--- Short problem ---
Which lines contain the string "this"? Please list every one of them.

--- Raw records ---
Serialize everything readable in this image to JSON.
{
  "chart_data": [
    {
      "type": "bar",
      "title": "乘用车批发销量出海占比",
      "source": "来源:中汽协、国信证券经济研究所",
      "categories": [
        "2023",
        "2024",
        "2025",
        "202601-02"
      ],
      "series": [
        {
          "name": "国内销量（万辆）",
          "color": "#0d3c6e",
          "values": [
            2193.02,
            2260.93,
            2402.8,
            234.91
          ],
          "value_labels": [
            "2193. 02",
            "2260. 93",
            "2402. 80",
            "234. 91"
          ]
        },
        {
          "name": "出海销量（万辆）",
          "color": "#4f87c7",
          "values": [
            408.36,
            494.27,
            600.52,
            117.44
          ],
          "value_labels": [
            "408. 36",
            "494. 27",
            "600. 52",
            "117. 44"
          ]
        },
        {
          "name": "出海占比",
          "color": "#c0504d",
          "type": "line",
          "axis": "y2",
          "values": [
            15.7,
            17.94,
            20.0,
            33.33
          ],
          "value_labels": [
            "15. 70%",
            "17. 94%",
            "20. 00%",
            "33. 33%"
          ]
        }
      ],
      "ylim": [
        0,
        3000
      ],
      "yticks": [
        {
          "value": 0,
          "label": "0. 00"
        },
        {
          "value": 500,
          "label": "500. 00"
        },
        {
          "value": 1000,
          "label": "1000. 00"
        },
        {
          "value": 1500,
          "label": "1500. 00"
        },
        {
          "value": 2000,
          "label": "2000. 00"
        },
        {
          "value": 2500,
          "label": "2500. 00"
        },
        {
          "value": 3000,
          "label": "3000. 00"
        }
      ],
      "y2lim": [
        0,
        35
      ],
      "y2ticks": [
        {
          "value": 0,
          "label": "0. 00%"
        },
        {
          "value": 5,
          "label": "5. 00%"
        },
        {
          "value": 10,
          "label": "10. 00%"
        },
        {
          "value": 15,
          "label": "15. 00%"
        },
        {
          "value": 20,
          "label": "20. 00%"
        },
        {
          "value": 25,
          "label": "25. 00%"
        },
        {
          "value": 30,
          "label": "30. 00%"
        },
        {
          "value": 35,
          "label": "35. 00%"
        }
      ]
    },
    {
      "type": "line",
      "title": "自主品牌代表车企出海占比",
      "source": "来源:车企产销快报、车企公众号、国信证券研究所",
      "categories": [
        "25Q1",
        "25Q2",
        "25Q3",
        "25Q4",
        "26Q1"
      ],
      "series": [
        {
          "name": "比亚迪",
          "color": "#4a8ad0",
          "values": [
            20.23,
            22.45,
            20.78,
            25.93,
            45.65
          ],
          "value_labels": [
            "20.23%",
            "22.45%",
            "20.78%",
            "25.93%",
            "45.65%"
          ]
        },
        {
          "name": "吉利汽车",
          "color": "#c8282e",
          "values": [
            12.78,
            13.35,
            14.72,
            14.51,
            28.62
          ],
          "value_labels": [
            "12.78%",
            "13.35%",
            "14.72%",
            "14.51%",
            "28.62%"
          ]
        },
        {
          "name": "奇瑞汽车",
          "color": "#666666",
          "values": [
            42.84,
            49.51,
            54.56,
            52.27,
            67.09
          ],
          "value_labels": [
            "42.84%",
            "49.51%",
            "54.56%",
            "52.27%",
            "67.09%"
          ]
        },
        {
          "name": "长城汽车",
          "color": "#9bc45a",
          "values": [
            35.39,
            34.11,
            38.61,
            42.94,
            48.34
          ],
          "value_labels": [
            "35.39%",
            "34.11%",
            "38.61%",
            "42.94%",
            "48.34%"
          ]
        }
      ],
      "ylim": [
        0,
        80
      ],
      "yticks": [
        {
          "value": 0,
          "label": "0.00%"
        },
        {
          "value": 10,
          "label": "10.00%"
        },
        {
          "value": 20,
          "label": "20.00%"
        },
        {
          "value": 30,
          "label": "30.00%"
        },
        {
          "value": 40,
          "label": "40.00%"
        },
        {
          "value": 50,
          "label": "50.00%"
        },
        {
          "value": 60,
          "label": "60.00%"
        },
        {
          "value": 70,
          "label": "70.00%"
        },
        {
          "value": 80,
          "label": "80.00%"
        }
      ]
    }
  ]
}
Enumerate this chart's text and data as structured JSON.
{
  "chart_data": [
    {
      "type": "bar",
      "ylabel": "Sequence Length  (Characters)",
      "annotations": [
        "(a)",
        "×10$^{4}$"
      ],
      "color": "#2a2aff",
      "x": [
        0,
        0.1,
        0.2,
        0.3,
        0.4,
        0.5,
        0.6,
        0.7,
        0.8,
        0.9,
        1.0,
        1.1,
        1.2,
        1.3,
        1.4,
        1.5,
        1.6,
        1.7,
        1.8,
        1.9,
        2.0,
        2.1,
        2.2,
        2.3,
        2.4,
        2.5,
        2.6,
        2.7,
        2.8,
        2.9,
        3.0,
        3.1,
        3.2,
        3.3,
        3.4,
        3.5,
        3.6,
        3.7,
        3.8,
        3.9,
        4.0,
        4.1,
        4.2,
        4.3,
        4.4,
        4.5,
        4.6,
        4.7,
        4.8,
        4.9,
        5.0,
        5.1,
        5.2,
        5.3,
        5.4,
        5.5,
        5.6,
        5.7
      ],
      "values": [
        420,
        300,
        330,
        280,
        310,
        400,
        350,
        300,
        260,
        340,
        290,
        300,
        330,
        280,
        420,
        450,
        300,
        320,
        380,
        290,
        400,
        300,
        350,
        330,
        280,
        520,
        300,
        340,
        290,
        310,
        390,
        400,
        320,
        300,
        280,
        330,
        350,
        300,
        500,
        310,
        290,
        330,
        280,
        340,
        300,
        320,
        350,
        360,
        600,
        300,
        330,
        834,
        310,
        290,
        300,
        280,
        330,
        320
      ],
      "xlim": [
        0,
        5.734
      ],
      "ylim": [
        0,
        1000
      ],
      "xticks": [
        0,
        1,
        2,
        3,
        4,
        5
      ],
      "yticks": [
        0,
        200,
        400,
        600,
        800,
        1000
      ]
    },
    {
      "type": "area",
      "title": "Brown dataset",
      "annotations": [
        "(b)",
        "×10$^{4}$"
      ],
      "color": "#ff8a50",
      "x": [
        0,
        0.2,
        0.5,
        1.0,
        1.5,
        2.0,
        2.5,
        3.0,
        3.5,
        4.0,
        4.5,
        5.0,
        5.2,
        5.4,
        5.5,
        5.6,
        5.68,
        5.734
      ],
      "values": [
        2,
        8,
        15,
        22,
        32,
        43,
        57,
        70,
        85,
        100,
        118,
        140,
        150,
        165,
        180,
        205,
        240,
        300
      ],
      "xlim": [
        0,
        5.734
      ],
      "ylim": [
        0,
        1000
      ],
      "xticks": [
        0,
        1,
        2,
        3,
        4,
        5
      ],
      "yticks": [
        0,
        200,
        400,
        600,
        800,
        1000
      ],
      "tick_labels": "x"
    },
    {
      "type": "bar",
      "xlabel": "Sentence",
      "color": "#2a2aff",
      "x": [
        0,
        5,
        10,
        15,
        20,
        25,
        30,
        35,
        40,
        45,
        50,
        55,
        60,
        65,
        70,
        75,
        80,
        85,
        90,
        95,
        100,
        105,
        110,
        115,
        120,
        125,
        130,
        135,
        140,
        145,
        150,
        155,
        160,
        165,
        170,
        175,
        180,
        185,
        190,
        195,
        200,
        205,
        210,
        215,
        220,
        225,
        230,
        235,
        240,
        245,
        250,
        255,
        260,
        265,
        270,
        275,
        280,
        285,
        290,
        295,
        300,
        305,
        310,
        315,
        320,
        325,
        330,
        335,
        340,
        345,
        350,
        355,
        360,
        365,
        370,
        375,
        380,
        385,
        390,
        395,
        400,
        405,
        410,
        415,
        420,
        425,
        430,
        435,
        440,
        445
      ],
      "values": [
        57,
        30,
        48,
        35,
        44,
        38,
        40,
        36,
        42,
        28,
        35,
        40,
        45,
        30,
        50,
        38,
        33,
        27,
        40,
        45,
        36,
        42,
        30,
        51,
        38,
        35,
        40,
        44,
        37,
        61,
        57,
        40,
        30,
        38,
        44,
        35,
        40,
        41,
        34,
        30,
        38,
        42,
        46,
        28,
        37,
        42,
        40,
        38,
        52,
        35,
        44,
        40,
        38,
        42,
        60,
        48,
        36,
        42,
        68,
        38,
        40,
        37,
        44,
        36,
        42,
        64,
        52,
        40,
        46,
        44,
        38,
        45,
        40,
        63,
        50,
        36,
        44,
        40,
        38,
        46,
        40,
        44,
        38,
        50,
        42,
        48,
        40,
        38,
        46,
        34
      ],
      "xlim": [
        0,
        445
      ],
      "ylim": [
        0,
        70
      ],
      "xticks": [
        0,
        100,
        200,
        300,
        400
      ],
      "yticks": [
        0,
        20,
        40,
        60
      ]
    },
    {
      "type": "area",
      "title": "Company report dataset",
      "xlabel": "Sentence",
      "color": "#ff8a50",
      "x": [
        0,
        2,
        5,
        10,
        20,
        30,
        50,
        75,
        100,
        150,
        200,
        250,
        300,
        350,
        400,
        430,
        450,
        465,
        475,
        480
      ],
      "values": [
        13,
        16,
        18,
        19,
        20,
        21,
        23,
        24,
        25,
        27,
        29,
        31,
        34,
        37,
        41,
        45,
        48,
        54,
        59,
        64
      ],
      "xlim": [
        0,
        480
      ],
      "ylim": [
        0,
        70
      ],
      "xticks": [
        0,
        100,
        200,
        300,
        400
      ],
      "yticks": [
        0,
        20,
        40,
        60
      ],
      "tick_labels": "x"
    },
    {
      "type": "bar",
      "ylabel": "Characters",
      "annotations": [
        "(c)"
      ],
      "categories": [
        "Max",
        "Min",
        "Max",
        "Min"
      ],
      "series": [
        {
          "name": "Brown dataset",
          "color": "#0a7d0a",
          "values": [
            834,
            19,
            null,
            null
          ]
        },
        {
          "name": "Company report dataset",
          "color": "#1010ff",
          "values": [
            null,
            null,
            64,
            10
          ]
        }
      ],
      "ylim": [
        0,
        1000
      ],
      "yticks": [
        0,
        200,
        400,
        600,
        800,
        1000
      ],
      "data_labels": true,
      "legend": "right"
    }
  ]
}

--- Worked answer ---
Serialize everything readable in this image to JSON.
Enumerate this chart's text and data as structured JSON.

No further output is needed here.